» **実施する作業**:
A) 領域境界データの行を、先頭の行から始めて「layers-icon[interactable] (830, 101, 856, 127)」を含む行で終わるまで、一字一句違えずに書き写してください。
B) ロボットの安全性を保証する機械学習手法についての記事を、最後の文に続けて書き進めてください。

» **提供された抜粋**:
未知の環境下でのロボットの安全性とパフォーマンスの保証に関する機械学習手法を紹介!

未知の環境下でのロボットの安全性とパフォーマンスの保証に関する機械学習手法を紹介!

はじめに
 プリンストン大学が、さまざまな種類の障害や制約が想定される未知の環境下でのロボットの安全性とパフォーマンスの保証に関する機械学習手法を発表しました。

大学公式HP(2020/11/17)
Machine learning guarantees robots’ performance in unknown territory
https://engineering.princeton.edu/news/2020/11/17/machine-learning-guarantees-robots-performance-unknown-territory

論文
PAC-Bayes control: learning policies that provably generalize to novel environments
https://journals.sagepub.com/doi/10.1177/0278364920959444

概要

 ロボット工学において、近年適応性の高いロボットのを開発するために機械学習手法は注目されてきました。しかし、機械学習に基づくロボット制御アルゴリズムは、トレーニングデータに過剰適合するリスクがあり、トレーニングされたものとは異なる入力に遭遇すると、アルゴリズムの効果が低下する可能性があります。
 今回、研究チームはロボット制御ポリシーをトレーニングするために利用可能なツールのスイートを拡張し、新しい環境で動作するロボットの成功と安全性を定量化することで、この課題に対処しました。

詳細

 研究チームは他の分野の機械学習フレームワークをロボットの移動と操作の分野に適応させました。今回の研究では、一般化理論(通常、自動画像タグ付けなど、単一の入力を単一の出力にマッピングするコンテキストで使用されます)に注目しています。研究で提言されている新しい方法は、学習されていない設定でのロボットのパフォーマンスを保証するというより複雑なタスクに一般化理論を適用した最初の方法の1つであるとしています。そのため、これまでの他のアプローチはより制限的な仮定の下でそのような保証を提供しましたが、チームの方法は新しい環境でのパフォーマンスに関してより広く適用可能な保証を提供しているとしています。関連した3つの論文がまとめて発表されています。

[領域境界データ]
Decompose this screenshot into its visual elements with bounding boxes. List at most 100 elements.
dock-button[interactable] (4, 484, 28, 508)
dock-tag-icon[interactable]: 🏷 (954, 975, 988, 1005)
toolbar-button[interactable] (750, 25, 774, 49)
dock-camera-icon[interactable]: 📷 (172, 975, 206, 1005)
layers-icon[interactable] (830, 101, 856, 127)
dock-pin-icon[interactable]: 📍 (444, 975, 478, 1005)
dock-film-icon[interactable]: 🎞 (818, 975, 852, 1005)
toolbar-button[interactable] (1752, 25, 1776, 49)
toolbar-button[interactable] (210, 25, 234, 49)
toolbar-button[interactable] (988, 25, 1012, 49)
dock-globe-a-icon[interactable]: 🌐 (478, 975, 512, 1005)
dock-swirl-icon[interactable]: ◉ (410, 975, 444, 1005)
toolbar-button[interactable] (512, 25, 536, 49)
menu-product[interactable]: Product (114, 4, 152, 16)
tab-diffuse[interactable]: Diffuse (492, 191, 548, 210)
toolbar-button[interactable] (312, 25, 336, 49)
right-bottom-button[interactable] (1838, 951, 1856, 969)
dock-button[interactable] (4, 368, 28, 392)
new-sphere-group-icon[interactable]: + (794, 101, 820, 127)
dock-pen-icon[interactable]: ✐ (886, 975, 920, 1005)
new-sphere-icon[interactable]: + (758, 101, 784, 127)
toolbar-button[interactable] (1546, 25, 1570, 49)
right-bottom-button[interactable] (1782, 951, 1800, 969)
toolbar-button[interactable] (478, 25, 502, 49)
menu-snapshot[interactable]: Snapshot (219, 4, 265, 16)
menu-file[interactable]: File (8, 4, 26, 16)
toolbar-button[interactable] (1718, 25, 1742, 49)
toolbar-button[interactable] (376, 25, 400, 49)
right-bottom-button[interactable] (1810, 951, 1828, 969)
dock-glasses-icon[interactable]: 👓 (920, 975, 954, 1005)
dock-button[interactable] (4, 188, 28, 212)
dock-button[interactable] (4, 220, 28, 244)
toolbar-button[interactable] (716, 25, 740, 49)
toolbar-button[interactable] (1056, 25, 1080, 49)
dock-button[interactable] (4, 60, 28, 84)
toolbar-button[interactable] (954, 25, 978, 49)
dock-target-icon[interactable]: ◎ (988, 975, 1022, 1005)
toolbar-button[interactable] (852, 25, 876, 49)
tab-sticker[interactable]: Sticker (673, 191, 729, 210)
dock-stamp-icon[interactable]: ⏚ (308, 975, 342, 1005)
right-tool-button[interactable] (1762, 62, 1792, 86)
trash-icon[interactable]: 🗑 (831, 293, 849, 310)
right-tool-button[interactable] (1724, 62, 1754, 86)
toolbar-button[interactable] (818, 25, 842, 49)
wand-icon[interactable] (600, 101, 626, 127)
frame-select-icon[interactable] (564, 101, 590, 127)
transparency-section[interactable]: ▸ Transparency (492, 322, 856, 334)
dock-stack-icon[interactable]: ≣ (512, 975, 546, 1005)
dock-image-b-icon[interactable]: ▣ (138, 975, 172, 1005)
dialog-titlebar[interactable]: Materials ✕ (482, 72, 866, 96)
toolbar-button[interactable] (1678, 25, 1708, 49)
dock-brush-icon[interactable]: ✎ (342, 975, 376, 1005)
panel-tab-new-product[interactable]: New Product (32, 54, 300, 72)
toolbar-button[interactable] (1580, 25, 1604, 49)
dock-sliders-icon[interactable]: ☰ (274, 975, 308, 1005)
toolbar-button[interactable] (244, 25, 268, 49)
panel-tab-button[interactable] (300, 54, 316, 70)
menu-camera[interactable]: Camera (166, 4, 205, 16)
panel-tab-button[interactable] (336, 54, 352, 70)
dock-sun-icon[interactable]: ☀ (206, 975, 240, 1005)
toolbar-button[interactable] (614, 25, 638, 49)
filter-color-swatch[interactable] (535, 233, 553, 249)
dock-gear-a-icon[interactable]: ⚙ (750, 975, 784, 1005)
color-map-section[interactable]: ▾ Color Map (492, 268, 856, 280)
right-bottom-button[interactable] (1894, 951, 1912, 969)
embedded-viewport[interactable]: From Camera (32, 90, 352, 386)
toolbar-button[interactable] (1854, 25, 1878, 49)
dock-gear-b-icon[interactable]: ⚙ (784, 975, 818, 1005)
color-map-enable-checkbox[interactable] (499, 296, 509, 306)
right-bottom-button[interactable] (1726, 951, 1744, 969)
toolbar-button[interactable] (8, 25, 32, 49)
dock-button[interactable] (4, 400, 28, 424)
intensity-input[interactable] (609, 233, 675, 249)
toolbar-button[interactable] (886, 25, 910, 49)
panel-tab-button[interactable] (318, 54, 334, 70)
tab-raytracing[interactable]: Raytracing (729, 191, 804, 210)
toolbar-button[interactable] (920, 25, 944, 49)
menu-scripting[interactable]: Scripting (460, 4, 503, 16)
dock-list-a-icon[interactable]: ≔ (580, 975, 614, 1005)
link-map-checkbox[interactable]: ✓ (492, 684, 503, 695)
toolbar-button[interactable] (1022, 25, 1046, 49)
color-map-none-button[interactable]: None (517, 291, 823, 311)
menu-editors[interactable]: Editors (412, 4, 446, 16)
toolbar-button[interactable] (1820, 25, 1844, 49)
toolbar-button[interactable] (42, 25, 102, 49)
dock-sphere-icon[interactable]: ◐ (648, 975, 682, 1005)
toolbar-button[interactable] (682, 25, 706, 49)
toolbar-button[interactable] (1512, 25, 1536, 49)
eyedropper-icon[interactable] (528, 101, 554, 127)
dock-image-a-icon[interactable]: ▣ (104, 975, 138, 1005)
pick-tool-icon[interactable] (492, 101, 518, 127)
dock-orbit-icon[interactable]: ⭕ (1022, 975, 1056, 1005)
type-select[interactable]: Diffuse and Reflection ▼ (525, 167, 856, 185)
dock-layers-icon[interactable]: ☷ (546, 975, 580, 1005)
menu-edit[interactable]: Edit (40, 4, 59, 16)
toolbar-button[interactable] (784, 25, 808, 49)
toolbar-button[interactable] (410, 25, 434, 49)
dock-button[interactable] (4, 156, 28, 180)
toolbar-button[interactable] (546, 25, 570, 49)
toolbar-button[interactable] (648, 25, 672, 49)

» **作業ごとの出力**:
A)
Decompose this screenshot into its visual elements with bounding boxes. List at most 100 elements.
dock-button[interactable] (4, 484, 28, 508)
dock-tag-icon[interactable]: 🏷 (954, 975, 988, 1005)
toolbar-button[interactable] (750, 25, 774, 49)
dock-camera-icon[interactable]: 📷 (172, 975, 206, 1005)
layers-icon[interactable] (830, 101, 856, 127)

B)
 機械学習フレームワークを適用するための原理実証である最初の論文では、研究チームは段ボールのシリンダーが点在する長さ60フィートの廊下を飛行するときに、ドローンの障害物回避を評価することによって、この手法を検証しました。ドローンの制御ポリシーの保証された成功率は88.4%であり、20回の試行のうち18回(90%)で障害を回避しました。ただし、この成功率は実際に応用する場合には問題があることを研究チームも自覚しており、今後の発展する必要があるとしています。


 

 研究チームは、そのためロボット制御ポリシーを実際の展開に必要な保証に近づけるための追加の改良点を検討しました。次の論文では、人間の「専門家」がシミュレートされたロボットを手動で誘導してさまざまな物体を拾ったり、障害物のあるさまざまな空間を移動したりすることでトレーニングデータを提供する模倣学習を使用しました。このアプローチにより、機械学習ベースの制御ポリシーの成功を向上させることができます。
トレーニングデータを提供するために、3Dコンピューターマウスを使用して、さまざまなサイズ、形状、素材の飲用マグカップをつかんで持ち上げるシミュレーションロボットアームを制御しました。他の模倣学習実験では、腕がテーブルを横切って箱を押すことや、家のような環境で家具の周りを移動する車輪付きロボットのシミュレーションが行われました。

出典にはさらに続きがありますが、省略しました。